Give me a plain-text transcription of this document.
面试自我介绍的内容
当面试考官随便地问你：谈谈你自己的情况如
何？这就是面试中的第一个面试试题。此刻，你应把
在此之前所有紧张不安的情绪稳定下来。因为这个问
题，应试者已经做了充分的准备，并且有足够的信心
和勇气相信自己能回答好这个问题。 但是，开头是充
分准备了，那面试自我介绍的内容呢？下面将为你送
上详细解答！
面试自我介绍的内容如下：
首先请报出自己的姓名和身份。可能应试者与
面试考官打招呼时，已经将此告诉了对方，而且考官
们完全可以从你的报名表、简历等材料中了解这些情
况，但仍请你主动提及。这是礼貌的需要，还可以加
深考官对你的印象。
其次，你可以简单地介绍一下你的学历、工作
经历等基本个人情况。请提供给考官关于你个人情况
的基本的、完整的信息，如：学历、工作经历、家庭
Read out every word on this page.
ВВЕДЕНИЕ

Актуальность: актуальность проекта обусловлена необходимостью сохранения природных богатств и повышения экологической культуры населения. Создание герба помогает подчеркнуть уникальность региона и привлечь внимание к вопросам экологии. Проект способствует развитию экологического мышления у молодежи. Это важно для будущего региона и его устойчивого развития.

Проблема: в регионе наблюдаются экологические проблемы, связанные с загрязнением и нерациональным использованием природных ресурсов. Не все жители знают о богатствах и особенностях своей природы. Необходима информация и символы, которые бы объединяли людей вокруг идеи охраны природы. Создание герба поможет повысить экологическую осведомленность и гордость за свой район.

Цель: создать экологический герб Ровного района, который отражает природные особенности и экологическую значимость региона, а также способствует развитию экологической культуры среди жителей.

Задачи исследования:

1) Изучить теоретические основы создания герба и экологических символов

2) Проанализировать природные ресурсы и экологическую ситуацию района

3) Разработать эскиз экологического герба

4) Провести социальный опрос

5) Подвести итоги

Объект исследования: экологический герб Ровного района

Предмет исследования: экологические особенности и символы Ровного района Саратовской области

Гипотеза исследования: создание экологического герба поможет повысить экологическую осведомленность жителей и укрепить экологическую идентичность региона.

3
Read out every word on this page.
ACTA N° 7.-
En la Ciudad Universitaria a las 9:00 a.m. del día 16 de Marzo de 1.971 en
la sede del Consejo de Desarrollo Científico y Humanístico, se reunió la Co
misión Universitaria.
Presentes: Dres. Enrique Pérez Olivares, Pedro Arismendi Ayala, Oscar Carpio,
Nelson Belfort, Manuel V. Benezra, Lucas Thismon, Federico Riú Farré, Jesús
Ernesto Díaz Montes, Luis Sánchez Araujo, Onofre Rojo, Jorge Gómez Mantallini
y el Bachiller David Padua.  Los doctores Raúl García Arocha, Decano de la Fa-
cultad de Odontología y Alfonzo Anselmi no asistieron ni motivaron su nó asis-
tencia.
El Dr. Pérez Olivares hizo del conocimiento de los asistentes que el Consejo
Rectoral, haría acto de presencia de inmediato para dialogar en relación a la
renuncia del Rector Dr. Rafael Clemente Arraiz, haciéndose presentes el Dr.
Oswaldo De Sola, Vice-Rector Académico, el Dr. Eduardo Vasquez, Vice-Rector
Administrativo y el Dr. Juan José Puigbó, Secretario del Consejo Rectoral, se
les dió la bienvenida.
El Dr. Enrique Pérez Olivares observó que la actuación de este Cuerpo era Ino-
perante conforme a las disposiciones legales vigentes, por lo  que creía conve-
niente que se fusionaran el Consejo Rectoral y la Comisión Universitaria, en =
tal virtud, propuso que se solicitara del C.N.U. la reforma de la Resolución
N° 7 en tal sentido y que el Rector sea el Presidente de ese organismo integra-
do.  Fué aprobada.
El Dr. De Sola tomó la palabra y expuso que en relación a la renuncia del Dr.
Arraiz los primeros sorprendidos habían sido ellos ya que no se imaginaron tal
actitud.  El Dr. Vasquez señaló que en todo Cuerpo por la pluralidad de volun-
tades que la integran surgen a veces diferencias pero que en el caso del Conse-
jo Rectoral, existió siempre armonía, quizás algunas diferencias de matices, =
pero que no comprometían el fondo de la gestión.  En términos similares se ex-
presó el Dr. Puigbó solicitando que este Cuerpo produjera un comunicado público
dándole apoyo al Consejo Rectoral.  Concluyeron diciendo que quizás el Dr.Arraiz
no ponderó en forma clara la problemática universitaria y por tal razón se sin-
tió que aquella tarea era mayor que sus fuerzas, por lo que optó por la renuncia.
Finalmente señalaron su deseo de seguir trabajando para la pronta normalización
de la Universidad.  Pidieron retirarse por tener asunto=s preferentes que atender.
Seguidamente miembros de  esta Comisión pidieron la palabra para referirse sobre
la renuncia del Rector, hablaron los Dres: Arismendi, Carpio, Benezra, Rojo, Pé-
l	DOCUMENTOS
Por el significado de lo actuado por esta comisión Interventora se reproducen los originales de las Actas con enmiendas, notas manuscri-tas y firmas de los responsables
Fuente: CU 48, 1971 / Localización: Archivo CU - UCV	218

• • • •

WORK TO DO: Print the entries exactly. Include every one.

COMPLETED TASK:
Give me a plain-text transcription of this document.
面试自我介绍的内容
当面试考官随便地问你：谈谈你自己的情况如
何？这就是面试中的第一个面试试题。此刻，你应把
在此之前所有紧张不安的情绪稳定下来。因为这个问
题，应试者已经做了充分的准备，并且有足够的信心
和勇气相信自己能回答好这个问题。 但是，开头是充
分准备了，那面试自我介绍的内容呢？下面将为你送
上详细解答！
面试自我介绍的内容如下：
首先请报出自己的姓名和身份。可能应试者与
面试考官打招呼时，已经将此告诉了对方，而且考官
们完全可以从你的报名表、简历等材料中了解这些情
况，但仍请你主动提及。这是礼貌的需要，还可以加
深考官对你的印象。
其次，你可以简单地介绍一下你的学历、工作
经历等基本个人情况。请提供给考官关于你个人情况
的基本的、完整的信息，如：学历、工作经历、家庭
Read out every word on this page.
ВВЕДЕНИЕ

Актуальность: актуальность проекта обусловлена необходимостью сохранения природных богатств и повышения экологической культуры населения. Создание герба помогает подчеркнуть уникальность региона и привлечь внимание к вопросам экологии. Проект способствует развитию экологического мышления у молодежи. Это важно для будущего региона и его устойчивого развития.

Проблема: в регионе наблюдаются экологические проблемы, связанные с загрязнением и нерациональным использованием природных ресурсов. Не все жители знают о богатствах и особенностях своей природы. Необходима информация и символы, которые бы объединяли людей вокруг идеи охраны природы. Создание герба поможет повысить экологическую осведомленность и гордость за свой район.

Цель: создать экологический герб Ровного района, который отражает природные особенности и экологическую значимость региона, а также способствует развитию экологической культуры среди жителей.

Задачи исследования:

1) Изучить теоретические основы создания герба и экологических символов

2) Проанализировать природные ресурсы и экологическую ситуацию района

3) Разработать эскиз экологического герба

4) Провести социальный опрос

5) Подвести итоги

Объект исследования: экологический герб Ровного района

Предмет исследования: экологические особенности и символы Ровного района Саратовской области

Гипотеза исследования: создание экологического герба поможет повысить экологическую осведомленность жителей и укрепить экологическую идентичность региона.

3
Read out every word on this page.
ACTA N° 7.-
En la Ciudad Universitaria a las 9:00 a.m. del día 16 de Marzo de 1.971 en
la sede del Consejo de Desarrollo Científico y Humanístico, se reunió la Co
misión Universitaria.
Presentes: Dres. Enrique Pérez Olivares, Pedro Arismendi Ayala, Oscar Carpio,
Nelson Belfort, Manuel V. Benezra, Lucas Thismon, Federico Riú Farré, Jesús
Ernesto Díaz Montes, Luis Sánchez Araujo, Onofre Rojo, Jorge Gómez Mantallini
y el Bachiller David Padua.  Los doctores Raúl García Arocha, Decano de la Fa-
cultad de Odontología y Alfonzo Anselmi no asistieron ni motivaron su nó asis-
tencia.
El Dr. Pérez Olivares hizo del conocimiento de los asistentes que el Consejo
Rectoral, haría acto de presencia de inmediato para dialogar en relación a la
renuncia del Rector Dr. Rafael Clemente Arraiz, haciéndose presentes el Dr.
Oswaldo De Sola, Vice-Rector Académico, el Dr. Eduardo Vasquez, Vice-Rector
Administrativo y el Dr. Juan José Puigbó, Secretario del Consejo Rectoral, se
les dió la bienvenida.
El Dr. Enrique Pérez Olivares observó que la actuación de este Cuerpo era Ino-
perante conforme a las disposiciones legales vigentes, por lo  que creía conve-
niente que se fusionaran el Consejo Rectoral y la Comisión Universitaria, en =
tal virtud, propuso que se solicitara del C.N.U. la reforma de la Resolución
N° 7 en tal sentido y que el Rector sea el Presidente de ese organismo integra-
do.  Fué aprobada.
El Dr. De Sola tomó la palabra y expuso que en relación a la renuncia del Dr.
Arraiz los primeros sorprendidos habían sido ellos ya que no se imaginaron tal
actitud.  El Dr. Vasquez señaló que en todo Cuerpo por la pluralidad de volun-
tades que la integran surgen a veces diferencias pero que en el caso del Conse-
jo Rectoral, existió siempre armonía, quizás algunas diferencias de matices, =
pero que no comprometían el fondo de la gestión.  En términos similares se ex-
presó el Dr. Puigbó solicitando que este Cuerpo produjera un comunicado público
dándole apoyo al Consejo Rectoral.  Concluyeron diciendo que quizás el Dr.Arraiz
no ponderó en forma clara la problemática universitaria y por tal razón se sin-
tió que aquella tarea era mayor que sus fuerzas, por lo que optó por la renuncia.
Finalmente señalaron su deseo de seguir trabajando para la pronta normalización
de la Universidad.  Pidieron retirarse por tener asunto=s preferentes que atender.
Seguidamente miembros de  esta Comisión pidieron la palabra para referirse sobre
la renuncia del Rector, hablaron los Dres: Arismendi, Carpio, Benezra, Rojo, Pé-
l	DOCUMENTOS
Por el significado de lo actuado por esta comisión Interventora se reproducen los originales de las Actas con enmiendas, notas manuscri-tas y firmas de los responsables
Fuente: CU 48, 1971 / Localización: Archivo CU - UCV	218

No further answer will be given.